[EXERCISE AIM]
Filter the records below and copy every line containing the word "title".

(Entries with figure data)
● ● ● ●
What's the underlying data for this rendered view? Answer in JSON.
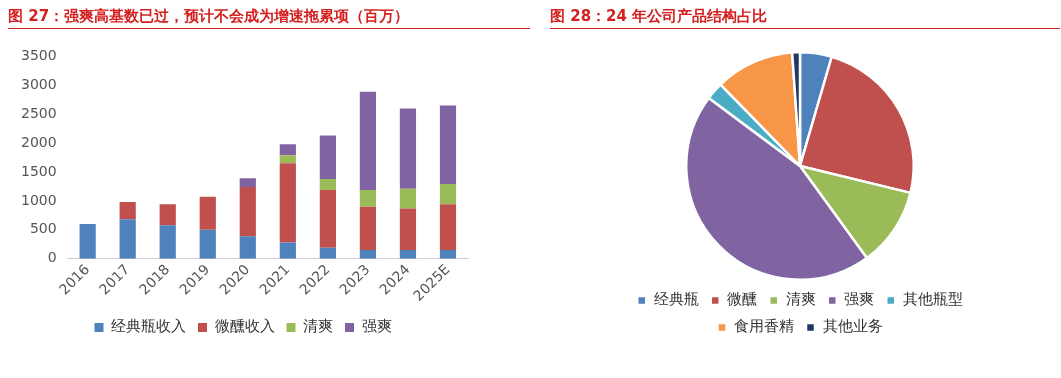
{
  "chart_data": [
    {
      "type": "bar",
      "title": "图 27：强爽高基数已过，预计不会成为增速拖累项（百万）",
      "categories": [
        "2016",
        "2017",
        "2018",
        "2019",
        "2020",
        "2021",
        "2022",
        "2023",
        "2024",
        "2025E"
      ],
      "stacked": true,
      "ylim": [
        0,
        3500
      ],
      "yticks": [
        0,
        500,
        1000,
        1500,
        2000,
        2500,
        3000,
        3500
      ],
      "grid": false,
      "legend": "bottom",
      "series": [
        {
          "name": "经典瓶收入",
          "color": "#4f81bd",
          "values": [
            600,
            680,
            580,
            500,
            390,
            280,
            190,
            150,
            150,
            150
          ]
        },
        {
          "name": "微醺收入",
          "color": "#c0504d",
          "values": [
            null,
            300,
            360,
            570,
            850,
            1370,
            1000,
            750,
            720,
            790
          ]
        },
        {
          "name": "清爽",
          "color": "#9bbb59",
          "values": [
            null,
            null,
            null,
            null,
            null,
            140,
            190,
            290,
            340,
            350
          ]
        },
        {
          "name": "强爽",
          "color": "#8064a2",
          "values": [
            null,
            null,
            null,
            null,
            150,
            190,
            750,
            1700,
            1390,
            1360
          ]
        }
      ]
    },
    {
      "type": "pie",
      "title": "图 28：24 年公司产品结构占比",
      "legend": "bottom",
      "categories": [
        "经典瓶",
        "微醺",
        "清爽",
        "强爽",
        "其他瓶型",
        "食用香精",
        "其他业务"
      ],
      "values": [
        4.5,
        24.3,
        11.2,
        45.2,
        2.5,
        11.2,
        1.1
      ],
      "colors": [
        "#4f81bd",
        "#c0504d",
        "#9bbb59",
        "#8064a2",
        "#4bacc6",
        "#f79646",
        "#1f3864"
      ]
    }
  ]
}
● ● ● ●
[CORRECT RESPONSE]
      "title": "图 27：强爽高基数已过，预计不会成为增速拖累项（百万）",
      "title": "图 28：24 年公司产品结构占比",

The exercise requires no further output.